§ What you will do: State the number of lines with the string "this" in them, and nothing else.

§ Raw data:
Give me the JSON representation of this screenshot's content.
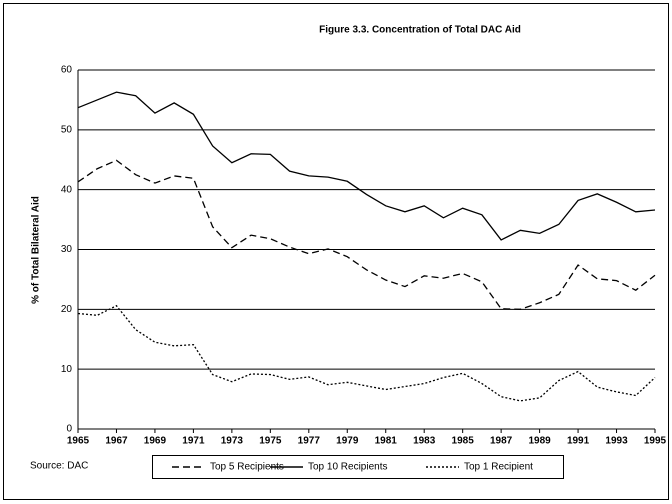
{
  "chart_data": {
    "type": "line",
    "title": "Figure 3.3.  Concentration of Total DAC Aid",
    "y_label": "% of Total Bilateral Aid",
    "source": "Source: DAC",
    "x": [
      1965,
      1966,
      1967,
      1968,
      1969,
      1970,
      1971,
      1972,
      1973,
      1974,
      1975,
      1976,
      1977,
      1978,
      1979,
      1980,
      1981,
      1982,
      1983,
      1984,
      1985,
      1986,
      1987,
      1988,
      1989,
      1990,
      1991,
      1992,
      1993,
      1994,
      1995
    ],
    "xlim": [
      1965,
      1995
    ],
    "xticks": [
      1965,
      1967,
      1969,
      1971,
      1973,
      1975,
      1977,
      1979,
      1981,
      1983,
      1985,
      1987,
      1989,
      1991,
      1993,
      1995
    ],
    "ylim": [
      0,
      60
    ],
    "yticks": [
      0,
      10,
      20,
      30,
      40,
      50,
      60
    ],
    "grid": true,
    "series": [
      {
        "name": "Top 5 Recipients",
        "color": "#000000",
        "dash": "dashed",
        "values": [
          41.3,
          43.5,
          44.9,
          42.5,
          41.1,
          42.3,
          41.9,
          33.8,
          30.3,
          32.4,
          31.8,
          30.4,
          29.3,
          30.1,
          28.8,
          26.6,
          24.9,
          23.8,
          25.6,
          25.2,
          26.0,
          24.6,
          20.1,
          20.0,
          21.1,
          22.5,
          27.4,
          25.1,
          24.8,
          23.2,
          25.7
        ]
      },
      {
        "name": "Top 10 Recipients",
        "color": "#000000",
        "dash": "solid",
        "values": [
          53.7,
          55.0,
          56.3,
          55.7,
          52.8,
          54.5,
          52.6,
          47.3,
          44.5,
          46.0,
          45.9,
          43.1,
          42.3,
          42.1,
          41.4,
          39.2,
          37.3,
          36.3,
          37.3,
          35.3,
          36.9,
          35.8,
          31.6,
          33.2,
          32.7,
          34.2,
          38.2,
          39.3,
          37.9,
          36.3,
          36.6
        ]
      },
      {
        "name": "Top 1 Recipient",
        "color": "#000000",
        "dash": "dotted",
        "values": [
          19.3,
          19.0,
          20.6,
          16.6,
          14.5,
          13.9,
          14.1,
          9.1,
          7.9,
          9.2,
          9.1,
          8.3,
          8.7,
          7.4,
          7.8,
          7.2,
          6.6,
          7.1,
          7.6,
          8.6,
          9.3,
          7.6,
          5.4,
          4.7,
          5.2,
          8.1,
          9.6,
          7.0,
          6.2,
          5.6,
          8.6
        ]
      }
    ]
  }
}
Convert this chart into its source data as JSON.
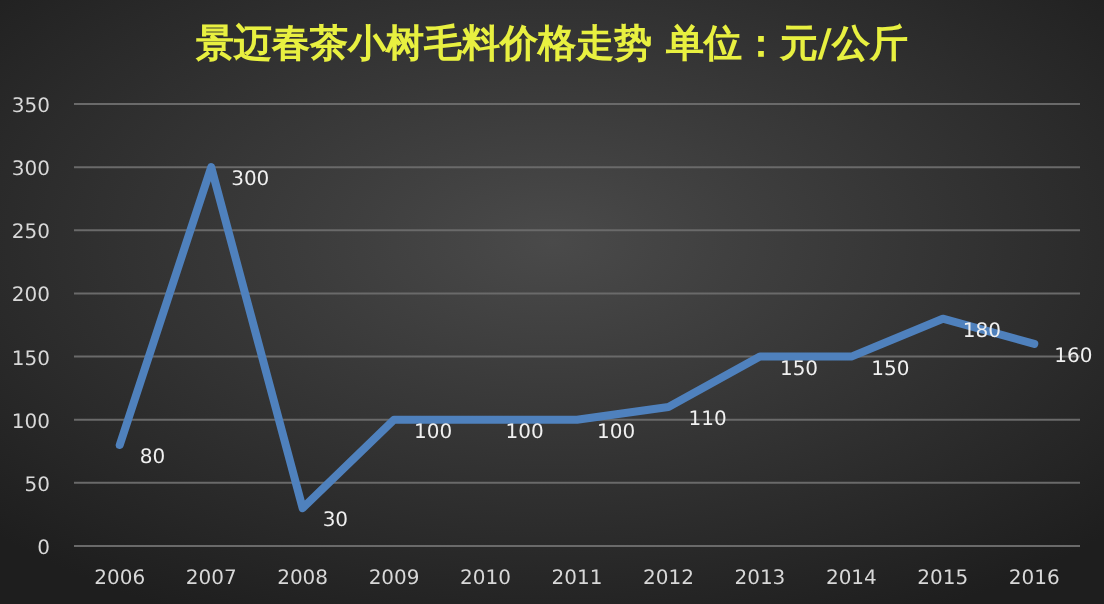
{
  "chart_data": {
    "type": "line",
    "title": "景迈春茶小树毛料价格走势 单位：元/公斤",
    "categories": [
      "2006",
      "2007",
      "2008",
      "2009",
      "2010",
      "2011",
      "2012",
      "2013",
      "2014",
      "2015",
      "2016"
    ],
    "series": [
      {
        "color": "#4f81bd",
        "values": [
          80,
          300,
          30,
          100,
          100,
          100,
          110,
          150,
          150,
          180,
          160
        ]
      }
    ],
    "ylim": [
      0,
      350
    ],
    "yticks": [
      0,
      50,
      100,
      150,
      200,
      250,
      300,
      350
    ],
    "grid": "y",
    "data_labels": true,
    "marker": "none",
    "line_style": "solid"
  }
}
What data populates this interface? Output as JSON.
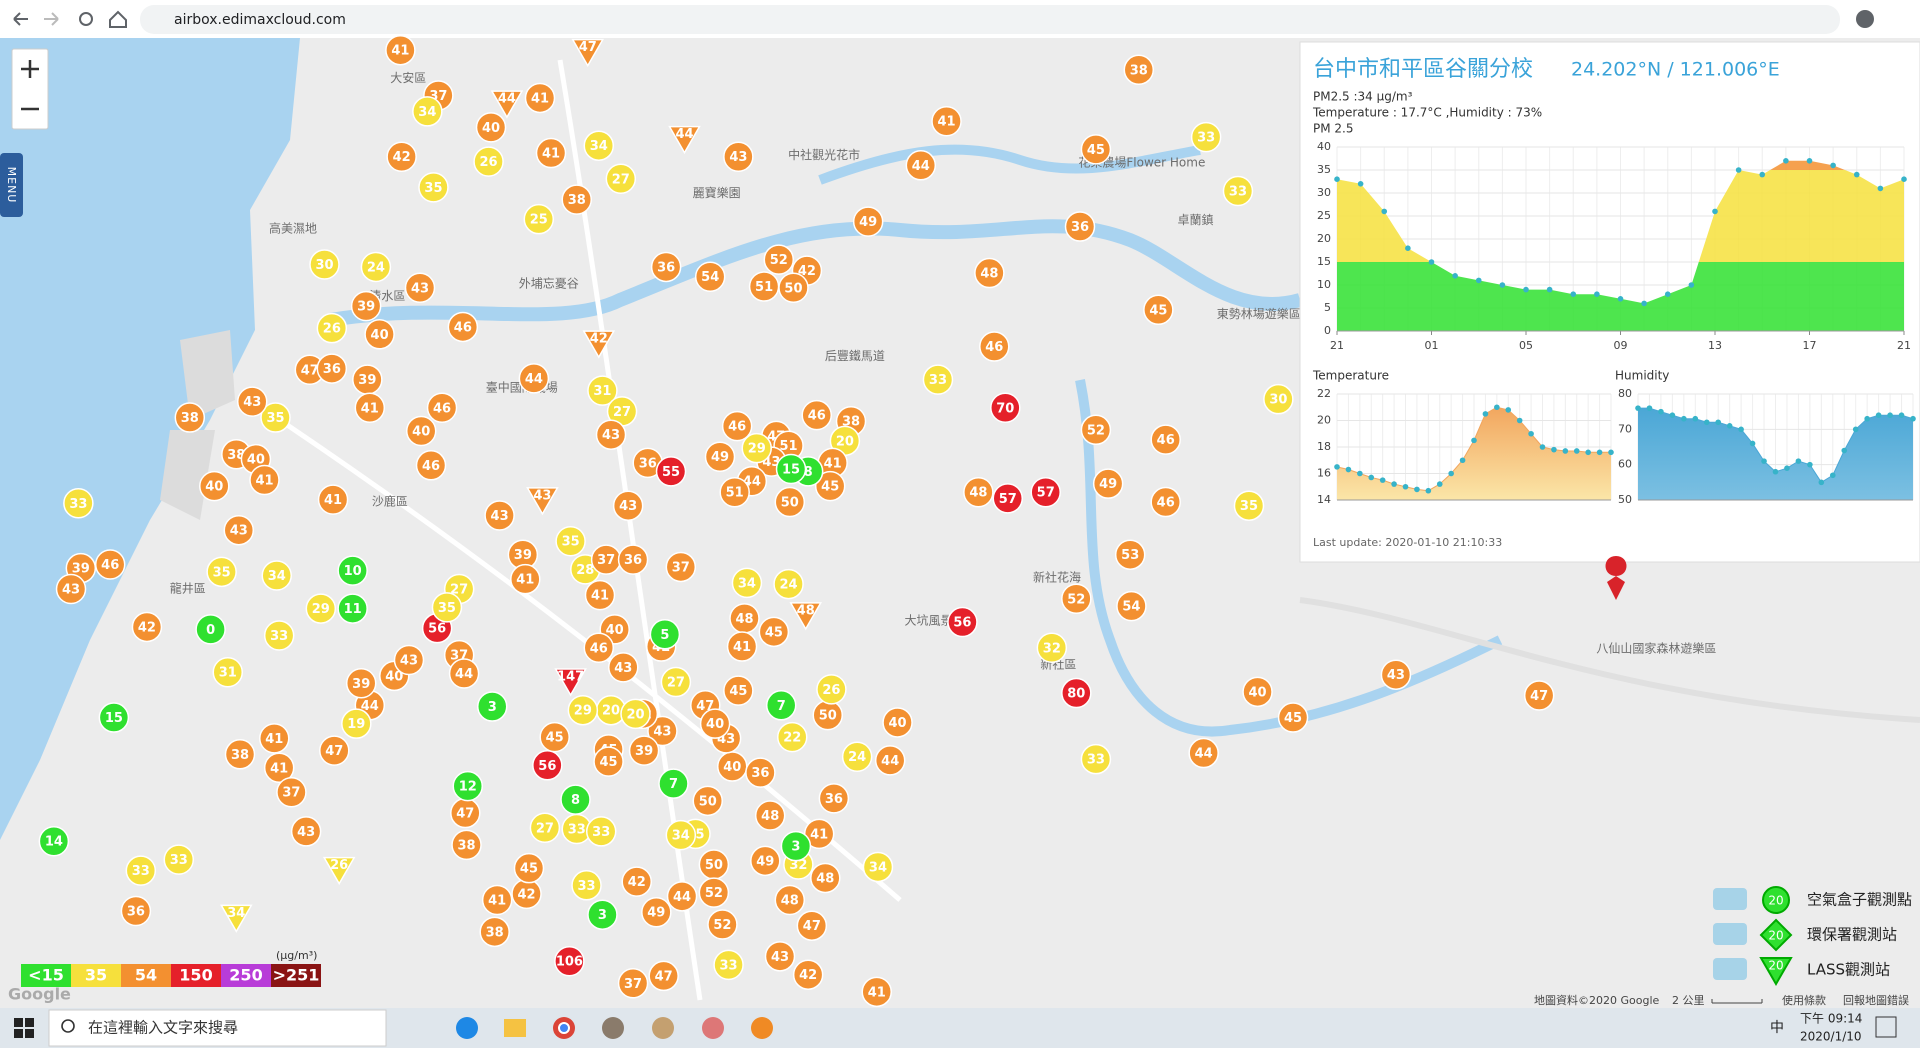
{
  "browser": {
    "url": "airbox.edimaxcloud.com"
  },
  "map": {
    "menu": "MENU",
    "places": [
      "大安區",
      "高美濕地",
      "清水區",
      "沙鹿區",
      "龍井區",
      "臺中國際機場",
      "外埔忘憂谷",
      "后豐鐵馬道",
      "麗寶樂園",
      "中社觀光花市",
      "花果農場Flower Home",
      "卓蘭鎮",
      "東勢林場遊樂區",
      "新社花海",
      "新社區",
      "大坑風景區",
      "八仙山國家森林遊樂區"
    ],
    "markers": [
      {
        "value": 41
      },
      {
        "value": 47,
        "shape": "triangle"
      },
      {
        "value": 37
      },
      {
        "value": 34
      },
      {
        "value": 44,
        "shape": "triangle"
      },
      {
        "value": 41
      },
      {
        "value": 40
      },
      {
        "value": 26
      },
      {
        "value": 41
      },
      {
        "value": 42
      },
      {
        "value": 35
      },
      {
        "value": 34
      },
      {
        "value": 27
      },
      {
        "value": 38
      },
      {
        "value": 25
      },
      {
        "value": 44,
        "shape": "triangle"
      },
      {
        "value": 43
      },
      {
        "value": 36
      },
      {
        "value": 54
      },
      {
        "value": 52
      },
      {
        "value": 42
      },
      {
        "value": 51
      },
      {
        "value": 50
      },
      {
        "value": 41
      },
      {
        "value": 44
      },
      {
        "value": 49
      },
      {
        "value": 48
      },
      {
        "value": 45
      },
      {
        "value": 38
      },
      {
        "value": 33
      },
      {
        "value": 33
      },
      {
        "value": 36
      },
      {
        "value": 45
      },
      {
        "value": 46
      },
      {
        "value": 33
      },
      {
        "value": 70
      },
      {
        "value": 52
      },
      {
        "value": 46
      },
      {
        "value": 48
      },
      {
        "value": 57
      },
      {
        "value": 57
      },
      {
        "value": 49
      },
      {
        "value": 46
      },
      {
        "value": 35
      },
      {
        "value": 30
      },
      {
        "value": 53
      },
      {
        "value": 52
      },
      {
        "value": 54
      },
      {
        "value": 56
      },
      {
        "value": 32
      },
      {
        "value": 80
      },
      {
        "value": 33
      },
      {
        "value": 44
      },
      {
        "value": 40
      },
      {
        "value": 45
      },
      {
        "value": 43
      },
      {
        "value": 47
      },
      {
        "value": 30
      },
      {
        "value": 24
      },
      {
        "value": 43
      },
      {
        "value": 39
      },
      {
        "value": 40
      },
      {
        "value": 26
      },
      {
        "value": 46
      },
      {
        "value": 47
      },
      {
        "value": 36
      },
      {
        "value": 39
      },
      {
        "value": 41
      },
      {
        "value": 35
      },
      {
        "value": 43
      },
      {
        "value": 38
      },
      {
        "value": 38
      },
      {
        "value": 40
      },
      {
        "value": 41
      },
      {
        "value": 40
      },
      {
        "value": 43
      },
      {
        "value": 40
      },
      {
        "value": 46
      },
      {
        "value": 46
      },
      {
        "value": 41
      },
      {
        "value": 44
      },
      {
        "value": 31
      },
      {
        "value": 27
      },
      {
        "value": 43
      },
      {
        "value": 36
      },
      {
        "value": 43
      },
      {
        "value": 33
      },
      {
        "value": 46
      },
      {
        "value": 39
      },
      {
        "value": 43
      },
      {
        "value": 35
      },
      {
        "value": 34
      },
      {
        "value": 10
      },
      {
        "value": 11
      },
      {
        "value": 29
      },
      {
        "value": 33
      },
      {
        "value": 0
      },
      {
        "value": 42
      },
      {
        "value": 31
      },
      {
        "value": 15
      },
      {
        "value": 38
      },
      {
        "value": 41
      },
      {
        "value": 41
      },
      {
        "value": 37
      },
      {
        "value": 47
      },
      {
        "value": 43
      },
      {
        "value": 14
      },
      {
        "value": 33
      },
      {
        "value": 33
      },
      {
        "value": 36
      },
      {
        "value": 34,
        "shape": "triangle"
      },
      {
        "value": 26,
        "shape": "triangle"
      },
      {
        "value": 44
      },
      {
        "value": 39
      },
      {
        "value": 40
      },
      {
        "value": 43
      },
      {
        "value": 19
      },
      {
        "value": 56
      },
      {
        "value": 27
      },
      {
        "value": 35
      },
      {
        "value": 37
      },
      {
        "value": 44
      },
      {
        "value": 3
      },
      {
        "value": 47
      },
      {
        "value": 12
      },
      {
        "value": 38
      },
      {
        "value": 38
      },
      {
        "value": 41
      },
      {
        "value": 42
      },
      {
        "value": 45
      },
      {
        "value": 106
      },
      {
        "value": 37
      },
      {
        "value": 47
      },
      {
        "value": 33
      },
      {
        "value": 42
      },
      {
        "value": 41
      },
      {
        "value": 43
      },
      {
        "value": 48
      },
      {
        "value": 47
      },
      {
        "value": 49
      },
      {
        "value": 32
      },
      {
        "value": 34
      },
      {
        "value": 48
      },
      {
        "value": 41
      },
      {
        "value": 3
      },
      {
        "value": 36
      },
      {
        "value": 44
      },
      {
        "value": 24
      },
      {
        "value": 40
      },
      {
        "value": 50
      },
      {
        "value": 26
      },
      {
        "value": 7
      },
      {
        "value": 22
      },
      {
        "value": 48
      },
      {
        "value": 50
      },
      {
        "value": 52
      },
      {
        "value": 3
      },
      {
        "value": 35
      },
      {
        "value": 7
      },
      {
        "value": 40
      },
      {
        "value": 36
      },
      {
        "value": 50
      },
      {
        "value": 43
      },
      {
        "value": 42
      },
      {
        "value": 39
      },
      {
        "value": 45
      },
      {
        "value": 20
      },
      {
        "value": 20
      },
      {
        "value": 27
      },
      {
        "value": 47
      },
      {
        "value": 45
      },
      {
        "value": 42
      },
      {
        "value": 5
      },
      {
        "value": 48
      },
      {
        "value": 45
      },
      {
        "value": 41
      },
      {
        "value": 40
      },
      {
        "value": 46
      },
      {
        "value": 43
      },
      {
        "value": 29
      },
      {
        "value": 41
      },
      {
        "value": 28
      },
      {
        "value": 35
      },
      {
        "value": 37
      },
      {
        "value": 36
      },
      {
        "value": 37
      },
      {
        "value": 39
      },
      {
        "value": 41
      },
      {
        "value": 43
      },
      {
        "value": 43,
        "shape": "triangle"
      },
      {
        "value": 42,
        "shape": "triangle"
      },
      {
        "value": 48,
        "shape": "triangle"
      },
      {
        "value": 147,
        "shape": "triangle"
      },
      {
        "value": 46
      },
      {
        "value": 47
      },
      {
        "value": 51
      },
      {
        "value": 43
      },
      {
        "value": 29
      },
      {
        "value": 49
      },
      {
        "value": 44
      },
      {
        "value": 50
      },
      {
        "value": 51
      },
      {
        "value": 55
      },
      {
        "value": 46
      },
      {
        "value": 38
      },
      {
        "value": 20
      },
      {
        "value": 41
      },
      {
        "value": 45
      },
      {
        "value": 8
      },
      {
        "value": 15
      },
      {
        "value": 34
      },
      {
        "value": 24
      },
      {
        "value": 56
      },
      {
        "value": 8
      },
      {
        "value": 33
      },
      {
        "value": 33
      },
      {
        "value": 27
      },
      {
        "value": 45
      },
      {
        "value": 45
      },
      {
        "value": 34
      },
      {
        "value": 52
      },
      {
        "value": 44
      },
      {
        "value": 42
      },
      {
        "value": 49
      },
      {
        "value": 33
      },
      {
        "value": 43
      },
      {
        "value": 40
      }
    ],
    "unit": "(μg/m³)",
    "legend": [
      {
        "label": "<15",
        "color": "#2fe02f"
      },
      {
        "label": "35",
        "color": "#f6e03c"
      },
      {
        "label": "54",
        "color": "#f39030"
      },
      {
        "label": "150",
        "color": "#e5202a"
      },
      {
        "label": "250",
        "color": "#b83cd8"
      },
      {
        "label": ">251",
        "color": "#8a1414"
      }
    ],
    "stations": {
      "icon": "20",
      "labels": [
        "空氣盒子觀測點",
        "環保署觀測站",
        "LASS觀測站"
      ]
    },
    "google": "Google",
    "attribution": "地圖資料©2020 Google",
    "scale": "2 公里",
    "terms": "使用條款",
    "report": "回報地圖錯誤"
  },
  "popup": {
    "title": "台中市和平區谷關分校",
    "coords": "24.202°N / 121.006°E",
    "pm": "PM2.5 :34 μg/m³",
    "reading": "Temperature : 17.7°C ,Humidity : 73%",
    "last_update": "Last update: 2020-01-10 21:10:33",
    "charts": [
      {
        "type": "banded-area",
        "title": "PM 2.5",
        "values": [
          33,
          32,
          26,
          18,
          15,
          12,
          11,
          10,
          9,
          9,
          8,
          8,
          7,
          6,
          8,
          10,
          26,
          35,
          34,
          37,
          37,
          36,
          34,
          31,
          33
        ],
        "xlim": [
          0,
          24
        ],
        "xticks": [
          {
            "value": 0,
            "label": "21"
          },
          {
            "value": 4,
            "label": "01"
          },
          {
            "value": 8,
            "label": "05"
          },
          {
            "value": 12,
            "label": "09"
          },
          {
            "value": 16,
            "label": "13"
          },
          {
            "value": 20,
            "label": "17"
          },
          {
            "value": 24,
            "label": "21"
          }
        ],
        "ylim": [
          0,
          40
        ],
        "yticks": [
          0,
          5,
          10,
          15,
          20,
          25,
          30,
          35,
          40
        ],
        "grid": true,
        "dot_color": "#37b3c9"
      },
      {
        "type": "area",
        "title": "Temperature",
        "values": [
          16.5,
          16.3,
          16,
          15.7,
          15.5,
          15.2,
          15,
          14.8,
          14.7,
          15.2,
          16,
          17,
          18.5,
          20.5,
          21,
          20.8,
          20,
          19,
          18,
          17.8,
          17.7,
          17.7,
          17.6,
          17.6,
          17.6
        ],
        "xlim": [
          0,
          24
        ],
        "ylim": [
          14,
          22
        ],
        "yticks": [
          14,
          16,
          18,
          20,
          22
        ],
        "grid": true,
        "color": "#f2a65e",
        "dot_color": "#37b3c9"
      },
      {
        "type": "area",
        "title": "Humidity",
        "values": [
          76,
          76,
          75,
          74,
          73,
          73,
          72,
          72,
          71,
          70,
          66,
          61,
          58,
          59,
          61,
          60,
          55,
          57,
          64,
          70,
          73,
          74,
          74,
          74,
          73
        ],
        "xlim": [
          0,
          24
        ],
        "ylim": [
          50,
          80
        ],
        "yticks": [
          50,
          60,
          70,
          80
        ],
        "grid": true,
        "color": "#4ba7d6",
        "dot_color": "#37b3c9"
      }
    ]
  },
  "taskbar": {
    "search": "在這裡輸入文字來搜尋",
    "time": "下午 09:14",
    "date": "2020/1/10",
    "ime": "中"
  }
}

§ Result of the exercise: 3